**Exercise directions**
Pictures stay out of the copy; set down each line of the listing below exactly.

[Start of Extracted entries]

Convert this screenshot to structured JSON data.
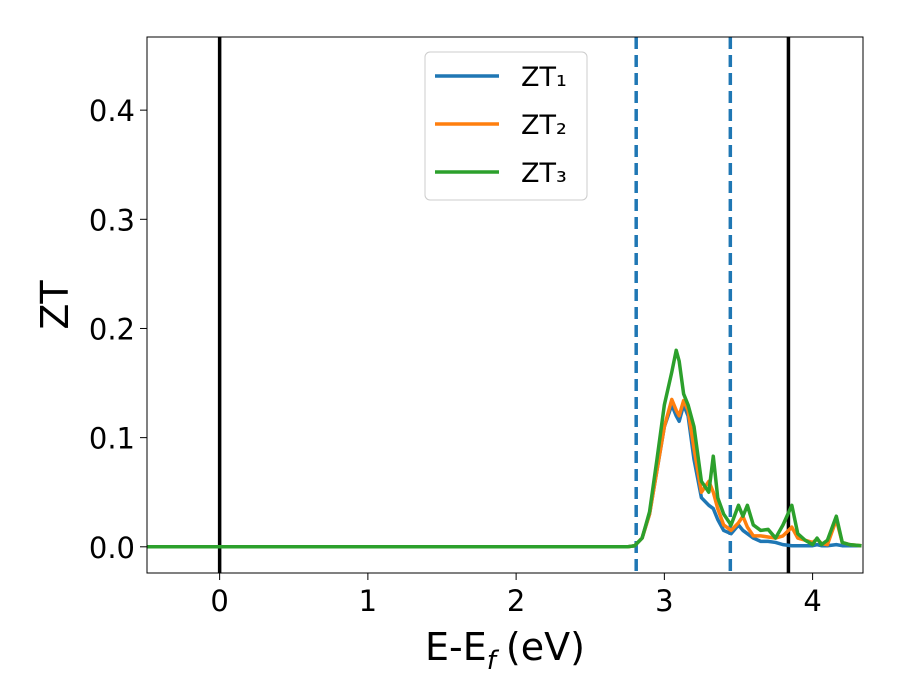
{
  "chart_data": {
    "type": "line",
    "xlabel": [
      "E-E",
      "f",
      "(eV)"
    ],
    "ylabel": "ZT",
    "x": [
      -0.49,
      2.75,
      2.8,
      2.85,
      2.9,
      2.95,
      3.0,
      3.05,
      3.08,
      3.1,
      3.13,
      3.16,
      3.2,
      3.25,
      3.3,
      3.33,
      3.36,
      3.4,
      3.45,
      3.5,
      3.53,
      3.56,
      3.6,
      3.65,
      3.7,
      3.75,
      3.8,
      3.86,
      3.9,
      3.95,
      4.0,
      4.03,
      4.06,
      4.1,
      4.16,
      4.2,
      4.25,
      4.33
    ],
    "series": [
      {
        "name": "ZT₁",
        "color": "#1f77b4",
        "values": [
          0,
          0,
          0.001,
          0.008,
          0.03,
          0.07,
          0.11,
          0.13,
          0.12,
          0.115,
          0.13,
          0.12,
          0.08,
          0.045,
          0.038,
          0.035,
          0.025,
          0.015,
          0.012,
          0.02,
          0.015,
          0.012,
          0.008,
          0.005,
          0.005,
          0.004,
          0.002,
          0.001,
          0.001,
          0.001,
          0.001,
          0.002,
          0.001,
          0.001,
          0.002,
          0.001,
          0.001,
          0.001
        ]
      },
      {
        "name": "ZT₂",
        "color": "#ff7f0e",
        "values": [
          0,
          0,
          0.001,
          0.008,
          0.03,
          0.07,
          0.11,
          0.135,
          0.125,
          0.12,
          0.134,
          0.125,
          0.09,
          0.05,
          0.06,
          0.05,
          0.035,
          0.02,
          0.015,
          0.022,
          0.028,
          0.018,
          0.01,
          0.01,
          0.009,
          0.008,
          0.01,
          0.018,
          0.008,
          0.006,
          0.004,
          0.007,
          0.003,
          0.002,
          0.025,
          0.004,
          0.002,
          0.001
        ]
      },
      {
        "name": "ZT₃",
        "color": "#2ca02c",
        "values": [
          0,
          0,
          0.001,
          0.008,
          0.032,
          0.08,
          0.13,
          0.16,
          0.18,
          0.17,
          0.14,
          0.13,
          0.11,
          0.06,
          0.05,
          0.083,
          0.045,
          0.03,
          0.02,
          0.038,
          0.028,
          0.038,
          0.02,
          0.015,
          0.016,
          0.008,
          0.02,
          0.038,
          0.012,
          0.006,
          0.002,
          0.008,
          0.002,
          0.006,
          0.028,
          0.004,
          0.002,
          0.001
        ]
      }
    ],
    "vlines": [
      {
        "x": 0,
        "color": "#000000",
        "style": "solid"
      },
      {
        "x": 3.837,
        "color": "#000000",
        "style": "solid"
      },
      {
        "x": 2.81,
        "color": "#1f77b4",
        "style": "dashed"
      },
      {
        "x": 3.445,
        "color": "#1f77b4",
        "style": "dashed"
      }
    ],
    "xlim": [
      -0.49,
      4.34
    ],
    "ylim": [
      -0.024,
      0.467
    ],
    "xticks": [
      0,
      1,
      2,
      3,
      4
    ],
    "yticks": [
      {
        "value": 0,
        "label": "0.0"
      },
      0.1,
      0.2,
      0.3,
      0.4
    ],
    "legend": "upper center"
  }
}
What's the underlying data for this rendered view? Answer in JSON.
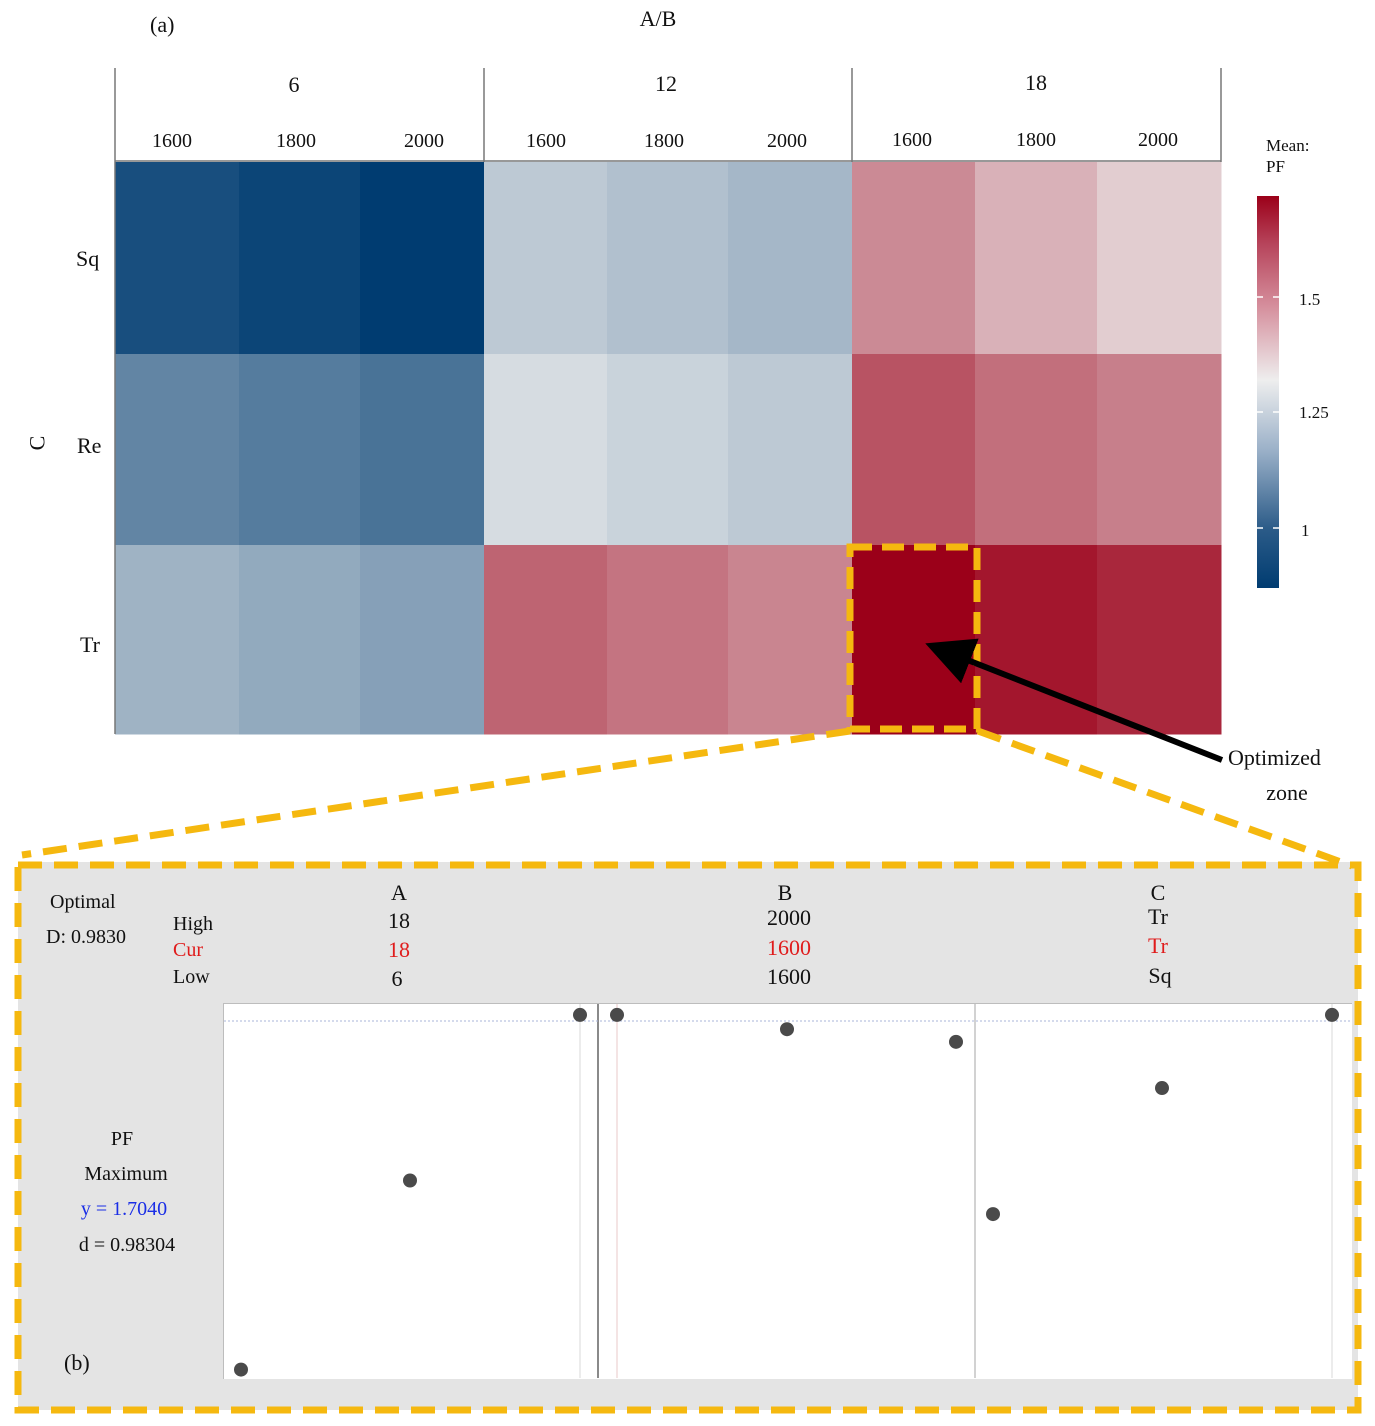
{
  "panel_a": {
    "label": "(a)",
    "top_axis_title": "A/B",
    "row_axis_title": "C",
    "legend_title_line1": "Mean:",
    "legend_title_line2": "PF",
    "annotation_line1": "Optimized",
    "annotation_line2": "zone"
  },
  "panel_b": {
    "label": "(b)",
    "optimal_label": "Optimal",
    "d_total": "D: 0.9830",
    "row_high": "High",
    "row_cur": "Cur",
    "row_low": "Low",
    "response_name": "PF",
    "response_goal": "Maximum",
    "response_y": "y = 1.7040",
    "response_d": "d = 0.98304",
    "factors": [
      {
        "name": "A",
        "high": "18",
        "cur": "18",
        "low": "6"
      },
      {
        "name": "B",
        "high": "2000",
        "cur": "1600",
        "low": "1600"
      },
      {
        "name": "C",
        "high": "Tr",
        "cur": "Tr",
        "low": "Sq"
      }
    ]
  },
  "colors": {
    "scale_low": "#003c71",
    "scale_mid": "#eeeeee",
    "scale_high": "#9b0019",
    "highlight": "#f5b80f",
    "cur_text": "#e01c1c",
    "y_text": "#1a2ee6"
  },
  "chart_data": [
    {
      "type": "heatmap",
      "title": "",
      "x_groups": [
        {
          "label": "6",
          "sub": [
            "1600",
            "1800",
            "2000"
          ]
        },
        {
          "label": "12",
          "sub": [
            "1600",
            "1800",
            "2000"
          ]
        },
        {
          "label": "18",
          "sub": [
            "1600",
            "1800",
            "2000"
          ]
        }
      ],
      "xlabel": "A/B",
      "ylabel": "C",
      "rows": [
        "Sq",
        "Re",
        "Tr"
      ],
      "values": [
        [
          0.92,
          0.9,
          0.88,
          1.19,
          1.17,
          1.15,
          1.45,
          1.38,
          1.33
        ],
        [
          1.04,
          1.02,
          1.0,
          1.23,
          1.21,
          1.19,
          1.55,
          1.5,
          1.47
        ],
        [
          1.14,
          1.12,
          1.1,
          1.52,
          1.49,
          1.46,
          1.7,
          1.66,
          1.63
        ]
      ],
      "colorbar": {
        "ticks": [
          "1",
          "1.25",
          "1.5"
        ],
        "range": [
          0.88,
          1.7
        ]
      },
      "highlight_cell": {
        "row": "Tr",
        "group": "18",
        "sub": "1600"
      }
    },
    {
      "type": "scatter",
      "title": "Prediction profiler",
      "panels": [
        {
          "factor": "A",
          "points": [
            {
              "x": "6",
              "y": 0.86
            },
            {
              "x": "12",
              "y": 1.31
            },
            {
              "x": "18",
              "y": 1.704
            }
          ]
        },
        {
          "factor": "B",
          "points": [
            {
              "x": "1600",
              "y": 1.704
            },
            {
              "x": "1800",
              "y": 1.67
            },
            {
              "x": "2000",
              "y": 1.64
            }
          ]
        },
        {
          "factor": "C",
          "points": [
            {
              "x": "Sq",
              "y": 1.23
            },
            {
              "x": "Re",
              "y": 1.53
            },
            {
              "x": "Tr",
              "y": 1.704
            }
          ]
        }
      ],
      "ylim": [
        0.84,
        1.73
      ],
      "current_y": 1.704
    }
  ]
}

[End of Extracted entries]

**Solved exercise**
Convert this screenshot to structured JSON data.
{
  "chart_data": {
    "type": "line",
    "xlabel": [
      "E-E",
      "f",
      "(eV)"
    ],
    "ylabel": "ZT",
    "x": [
      -0.49,
      2.75,
      2.8,
      2.85,
      2.9,
      2.95,
      3.0,
      3.05,
      3.08,
      3.1,
      3.13,
      3.16,
      3.2,
      3.25,
      3.3,
      3.33,
      3.36,
      3.4,
      3.45,
      3.5,
      3.53,
      3.56,
      3.6,
      3.65,
      3.7,
      3.75,
      3.8,
      3.86,
      3.9,
      3.95,
      4.0,
      4.03,
      4.06,
      4.1,
      4.16,
      4.2,
      4.25,
      4.33
    ],
    "series": [
      {
        "name": "ZT₁",
        "color": "#1f77b4",
        "values": [
          0,
          0,
          0.001,
          0.008,
          0.03,
          0.07,
          0.11,
          0.13,
          0.12,
          0.115,
          0.13,
          0.12,
          0.08,
          0.045,
          0.038,
          0.035,
          0.025,
          0.015,
          0.012,
          0.02,
          0.015,
          0.012,
          0.008,
          0.005,
          0.005,
          0.004,
          0.002,
          0.001,
          0.001,
          0.001,
          0.001,
          0.002,
          0.001,
          0.001,
          0.002,
          0.001,
          0.001,
          0.001
        ]
      },
      {
        "name": "ZT₂",
        "color": "#ff7f0e",
        "values": [
          0,
          0,
          0.001,
          0.008,
          0.03,
          0.07,
          0.11,
          0.135,
          0.125,
          0.12,
          0.134,
          0.125,
          0.09,
          0.05,
          0.06,
          0.05,
          0.035,
          0.02,
          0.015,
          0.022,
          0.028,
          0.018,
          0.01,
          0.01,
          0.009,
          0.008,
          0.01,
          0.018,
          0.008,
          0.006,
          0.004,
          0.007,
          0.003,
          0.002,
          0.025,
          0.004,
          0.002,
          0.001
        ]
      },
      {
        "name": "ZT₃",
        "color": "#2ca02c",
        "values": [
          0,
          0,
          0.001,
          0.008,
          0.032,
          0.08,
          0.13,
          0.16,
          0.18,
          0.17,
          0.14,
          0.13,
          0.11,
          0.06,
          0.05,
          0.083,
          0.045,
          0.03,
          0.02,
          0.038,
          0.028,
          0.038,
          0.02,
          0.015,
          0.016,
          0.008,
          0.02,
          0.038,
          0.012,
          0.006,
          0.002,
          0.008,
          0.002,
          0.006,
          0.028,
          0.004,
          0.002,
          0.001
        ]
      }
    ],
    "vlines": [
      {
        "x": 0,
        "color": "#000000",
        "style": "solid"
      },
      {
        "x": 3.837,
        "color": "#000000",
        "style": "solid"
      },
      {
        "x": 2.81,
        "color": "#1f77b4",
        "style": "dashed"
      },
      {
        "x": 3.445,
        "color": "#1f77b4",
        "style": "dashed"
      }
    ],
    "xlim": [
      -0.49,
      4.34
    ],
    "ylim": [
      -0.024,
      0.467
    ],
    "xticks": [
      0,
      1,
      2,
      3,
      4
    ],
    "yticks": [
      {
        "value": 0,
        "label": "0.0"
      },
      0.1,
      0.2,
      0.3,
      0.4
    ],
    "legend": "upper center"
  }
}
What's the underlying data for this rendered view? Answer in JSON.
{
  "panel_a": {
    "label": "(a)",
    "top_axis_title": "A/B",
    "row_axis_title": "C",
    "legend_title_line1": "Mean:",
    "legend_title_line2": "PF",
    "annotation_line1": "Optimized",
    "annotation_line2": "zone"
  },
  "panel_b": {
    "label": "(b)",
    "optimal_label": "Optimal",
    "d_total": "D: 0.9830",
    "row_high": "High",
    "row_cur": "Cur",
    "row_low": "Low",
    "response_name": "PF",
    "response_goal": "Maximum",
    "response_y": "y = 1.7040",
    "response_d": "d = 0.98304",
    "factors": [
      {
        "name": "A",
        "high": "18",
        "cur": "18",
        "low": "6"
      },
      {
        "name": "B",
        "high": "2000",
        "cur": "1600",
        "low": "1600"
      },
      {
        "name": "C",
        "high": "Tr",
        "cur": "Tr",
        "low": "Sq"
      }
    ]
  },
  "colors": {
    "scale_low": "#003c71",
    "scale_mid": "#eeeeee",
    "scale_high": "#9b0019",
    "highlight": "#f5b80f",
    "cur_text": "#e01c1c",
    "y_text": "#1a2ee6"
  },
  "chart_data": [
    {
      "type": "heatmap",
      "title": "",
      "x_groups": [
        {
          "label": "6",
          "sub": [
            "1600",
            "1800",
            "2000"
          ]
        },
        {
          "label": "12",
          "sub": [
            "1600",
            "1800",
            "2000"
          ]
        },
        {
          "label": "18",
          "sub": [
            "1600",
            "1800",
            "2000"
          ]
        }
      ],
      "xlabel": "A/B",
      "ylabel": "C",
      "rows": [
        "Sq",
        "Re",
        "Tr"
      ],
      "values": [
        [
          0.92,
          0.9,
          0.88,
          1.19,
          1.17,
          1.15,
          1.45,
          1.38,
          1.33
        ],
        [
          1.04,
          1.02,
          1.0,
          1.23,
          1.21,
          1.19,
          1.55,
          1.5,
          1.47
        ],
        [
          1.14,
          1.12,
          1.1,
          1.52,
          1.49,
          1.46,
          1.7,
          1.66,
          1.63
        ]
      ],
      "colorbar": {
        "ticks": [
          "1",
          "1.25",
          "1.5"
        ],
        "range": [
          0.88,
          1.7
        ]
      },
      "highlight_cell": {
        "row": "Tr",
        "group": "18",
        "sub": "1600"
      }
    },
    {
      "type": "scatter",
      "title": "Prediction profiler",
      "panels": [
        {
          "factor": "A",
          "points": [
            {
              "x": "6",
              "y": 0.86
            },
            {
              "x": "12",
              "y": 1.31
            },
            {
              "x": "18",
              "y": 1.704
            }
          ]
        },
        {
          "factor": "B",
          "points": [
            {
              "x": "1600",
              "y": 1.704
            },
            {
              "x": "1800",
              "y": 1.67
            },
            {
              "x": "2000",
              "y": 1.64
            }
          ]
        },
        {
          "factor": "C",
          "points": [
            {
              "x": "Sq",
              "y": 1.23
            },
            {
              "x": "Re",
              "y": 1.53
            },
            {
              "x": "Tr",
              "y": 1.704
            }
          ]
        }
      ],
      "ylim": [
        0.84,
        1.73
      ],
      "current_y": 1.704
    }
  ]
}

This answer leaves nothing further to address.